## Begin Data for this exercise

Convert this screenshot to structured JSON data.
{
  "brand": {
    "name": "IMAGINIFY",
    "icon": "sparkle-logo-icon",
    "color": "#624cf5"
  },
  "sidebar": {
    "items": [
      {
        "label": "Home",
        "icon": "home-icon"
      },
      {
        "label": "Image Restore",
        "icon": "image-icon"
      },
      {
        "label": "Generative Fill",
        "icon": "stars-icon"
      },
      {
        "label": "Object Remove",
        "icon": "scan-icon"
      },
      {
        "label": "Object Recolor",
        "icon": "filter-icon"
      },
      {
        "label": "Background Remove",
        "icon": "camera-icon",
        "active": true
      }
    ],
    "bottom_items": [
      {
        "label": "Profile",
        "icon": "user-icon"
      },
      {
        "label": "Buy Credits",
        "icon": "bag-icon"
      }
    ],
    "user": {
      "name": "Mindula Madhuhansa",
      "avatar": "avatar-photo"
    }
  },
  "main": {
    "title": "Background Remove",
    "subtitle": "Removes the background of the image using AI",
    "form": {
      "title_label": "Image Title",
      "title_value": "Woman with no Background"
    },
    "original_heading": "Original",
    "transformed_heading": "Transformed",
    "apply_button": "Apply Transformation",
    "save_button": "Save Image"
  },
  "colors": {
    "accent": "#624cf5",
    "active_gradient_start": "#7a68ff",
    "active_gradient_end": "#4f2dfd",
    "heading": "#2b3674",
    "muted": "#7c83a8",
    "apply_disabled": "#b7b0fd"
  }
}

## End Data for this exercise

• Problem requirements
Copy each line that holds the word "Object".

• Completed exercise
        "label": "Object Remove",
        "label": "Object Recolor",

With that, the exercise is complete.